Give the number of lines in the data that hold the word "this", and nothing else.

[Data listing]
***
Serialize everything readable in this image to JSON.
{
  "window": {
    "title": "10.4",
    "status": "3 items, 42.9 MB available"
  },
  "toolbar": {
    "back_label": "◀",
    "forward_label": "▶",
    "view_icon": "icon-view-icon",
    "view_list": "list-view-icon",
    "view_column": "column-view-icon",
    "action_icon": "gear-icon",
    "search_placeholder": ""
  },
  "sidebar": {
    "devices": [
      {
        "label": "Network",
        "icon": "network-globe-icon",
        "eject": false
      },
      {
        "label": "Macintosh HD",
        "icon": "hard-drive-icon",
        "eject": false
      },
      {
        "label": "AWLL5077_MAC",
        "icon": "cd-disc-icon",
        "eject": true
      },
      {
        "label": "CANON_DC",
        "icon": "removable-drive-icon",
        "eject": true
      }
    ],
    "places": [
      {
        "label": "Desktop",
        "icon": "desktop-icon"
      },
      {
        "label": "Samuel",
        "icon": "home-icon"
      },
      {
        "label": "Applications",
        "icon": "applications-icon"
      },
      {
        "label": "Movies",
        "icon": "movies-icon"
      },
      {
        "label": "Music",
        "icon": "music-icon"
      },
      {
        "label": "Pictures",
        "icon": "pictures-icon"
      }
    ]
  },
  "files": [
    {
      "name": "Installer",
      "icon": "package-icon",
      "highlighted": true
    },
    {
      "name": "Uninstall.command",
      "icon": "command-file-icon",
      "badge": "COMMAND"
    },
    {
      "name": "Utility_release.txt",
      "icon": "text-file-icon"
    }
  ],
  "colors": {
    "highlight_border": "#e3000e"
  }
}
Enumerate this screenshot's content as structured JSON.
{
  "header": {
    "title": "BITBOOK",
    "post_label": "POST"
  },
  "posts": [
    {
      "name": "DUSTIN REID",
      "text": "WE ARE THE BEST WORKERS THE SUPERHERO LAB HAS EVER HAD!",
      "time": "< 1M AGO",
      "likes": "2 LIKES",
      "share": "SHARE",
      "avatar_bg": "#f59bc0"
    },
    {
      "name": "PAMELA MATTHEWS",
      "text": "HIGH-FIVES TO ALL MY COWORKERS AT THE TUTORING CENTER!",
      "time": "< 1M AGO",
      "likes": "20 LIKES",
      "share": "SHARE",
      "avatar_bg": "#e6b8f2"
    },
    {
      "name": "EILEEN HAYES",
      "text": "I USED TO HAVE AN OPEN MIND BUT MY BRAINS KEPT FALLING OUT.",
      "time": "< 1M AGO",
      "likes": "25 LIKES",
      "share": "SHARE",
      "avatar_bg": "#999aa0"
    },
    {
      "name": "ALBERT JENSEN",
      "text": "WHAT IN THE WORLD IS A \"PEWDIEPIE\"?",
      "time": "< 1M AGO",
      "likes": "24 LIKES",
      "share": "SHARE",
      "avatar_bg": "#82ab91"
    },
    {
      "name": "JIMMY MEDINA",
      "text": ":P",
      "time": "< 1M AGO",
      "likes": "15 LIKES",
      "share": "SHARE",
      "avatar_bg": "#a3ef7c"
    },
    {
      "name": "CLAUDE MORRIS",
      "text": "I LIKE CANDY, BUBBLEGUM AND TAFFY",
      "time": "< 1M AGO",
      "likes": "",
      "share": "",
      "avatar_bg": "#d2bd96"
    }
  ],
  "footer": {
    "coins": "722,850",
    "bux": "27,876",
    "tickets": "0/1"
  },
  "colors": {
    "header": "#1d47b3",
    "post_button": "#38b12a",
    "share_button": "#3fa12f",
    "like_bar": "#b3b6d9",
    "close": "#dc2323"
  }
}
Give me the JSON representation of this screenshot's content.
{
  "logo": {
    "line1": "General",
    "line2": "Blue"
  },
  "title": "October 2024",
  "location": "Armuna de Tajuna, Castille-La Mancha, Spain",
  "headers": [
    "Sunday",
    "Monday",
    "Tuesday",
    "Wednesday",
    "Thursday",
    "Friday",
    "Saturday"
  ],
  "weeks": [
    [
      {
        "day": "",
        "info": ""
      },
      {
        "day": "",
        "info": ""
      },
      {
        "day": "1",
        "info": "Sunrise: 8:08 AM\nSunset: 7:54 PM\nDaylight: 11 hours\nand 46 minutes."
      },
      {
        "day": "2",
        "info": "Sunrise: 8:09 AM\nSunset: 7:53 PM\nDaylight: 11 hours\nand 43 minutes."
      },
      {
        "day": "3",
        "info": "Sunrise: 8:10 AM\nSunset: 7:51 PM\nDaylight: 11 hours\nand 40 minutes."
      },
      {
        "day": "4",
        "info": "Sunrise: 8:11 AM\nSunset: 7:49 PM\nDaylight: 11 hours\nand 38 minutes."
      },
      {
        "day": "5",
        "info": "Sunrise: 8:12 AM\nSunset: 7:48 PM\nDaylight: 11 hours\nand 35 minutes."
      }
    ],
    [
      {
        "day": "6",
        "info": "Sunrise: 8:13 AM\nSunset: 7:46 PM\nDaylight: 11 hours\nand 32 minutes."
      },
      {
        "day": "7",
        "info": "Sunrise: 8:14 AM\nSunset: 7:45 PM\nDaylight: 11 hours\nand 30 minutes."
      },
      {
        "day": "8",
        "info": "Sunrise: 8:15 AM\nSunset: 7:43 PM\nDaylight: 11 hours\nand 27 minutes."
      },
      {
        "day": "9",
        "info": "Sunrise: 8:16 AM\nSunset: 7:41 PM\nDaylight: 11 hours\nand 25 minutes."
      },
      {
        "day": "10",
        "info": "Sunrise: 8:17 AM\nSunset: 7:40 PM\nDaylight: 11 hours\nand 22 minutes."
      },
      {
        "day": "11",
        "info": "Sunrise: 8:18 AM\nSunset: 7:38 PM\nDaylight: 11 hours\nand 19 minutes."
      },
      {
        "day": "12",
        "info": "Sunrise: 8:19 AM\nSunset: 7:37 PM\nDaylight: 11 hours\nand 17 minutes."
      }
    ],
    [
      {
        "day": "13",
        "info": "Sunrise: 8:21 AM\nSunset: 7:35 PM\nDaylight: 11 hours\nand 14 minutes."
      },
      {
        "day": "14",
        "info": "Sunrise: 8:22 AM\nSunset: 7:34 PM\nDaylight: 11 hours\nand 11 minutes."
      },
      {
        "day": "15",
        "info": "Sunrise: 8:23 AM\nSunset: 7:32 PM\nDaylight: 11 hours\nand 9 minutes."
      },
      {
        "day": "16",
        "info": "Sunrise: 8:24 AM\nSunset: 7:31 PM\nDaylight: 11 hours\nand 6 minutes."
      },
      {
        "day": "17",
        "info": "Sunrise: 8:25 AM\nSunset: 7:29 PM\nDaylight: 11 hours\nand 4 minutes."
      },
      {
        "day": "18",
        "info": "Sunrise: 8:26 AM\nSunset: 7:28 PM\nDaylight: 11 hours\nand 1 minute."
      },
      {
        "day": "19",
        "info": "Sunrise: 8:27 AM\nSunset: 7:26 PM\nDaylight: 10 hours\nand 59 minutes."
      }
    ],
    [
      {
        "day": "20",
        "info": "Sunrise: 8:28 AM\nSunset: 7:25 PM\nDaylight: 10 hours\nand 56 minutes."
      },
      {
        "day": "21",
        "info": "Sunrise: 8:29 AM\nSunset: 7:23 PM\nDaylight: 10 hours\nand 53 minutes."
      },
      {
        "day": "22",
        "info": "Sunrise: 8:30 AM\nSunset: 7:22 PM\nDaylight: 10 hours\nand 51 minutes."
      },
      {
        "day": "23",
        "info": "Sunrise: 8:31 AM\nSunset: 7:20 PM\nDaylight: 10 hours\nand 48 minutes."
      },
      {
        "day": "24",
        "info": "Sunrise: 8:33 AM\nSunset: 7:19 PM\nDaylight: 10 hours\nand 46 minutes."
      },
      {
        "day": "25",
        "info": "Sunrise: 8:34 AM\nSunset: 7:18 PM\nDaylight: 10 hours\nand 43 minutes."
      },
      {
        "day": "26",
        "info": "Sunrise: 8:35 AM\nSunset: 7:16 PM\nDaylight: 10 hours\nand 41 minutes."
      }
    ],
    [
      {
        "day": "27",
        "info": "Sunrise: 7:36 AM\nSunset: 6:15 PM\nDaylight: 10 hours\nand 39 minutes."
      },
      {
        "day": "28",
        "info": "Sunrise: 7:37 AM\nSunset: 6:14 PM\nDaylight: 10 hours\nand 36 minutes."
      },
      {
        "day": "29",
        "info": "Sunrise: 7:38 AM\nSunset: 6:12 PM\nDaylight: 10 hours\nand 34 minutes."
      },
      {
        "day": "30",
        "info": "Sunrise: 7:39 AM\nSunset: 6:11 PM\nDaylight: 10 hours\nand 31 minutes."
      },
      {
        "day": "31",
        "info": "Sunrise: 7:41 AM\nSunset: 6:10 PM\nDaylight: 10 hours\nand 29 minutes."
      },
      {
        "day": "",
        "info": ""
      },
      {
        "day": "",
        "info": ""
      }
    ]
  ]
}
***
- WRITTEN RESPONSE
3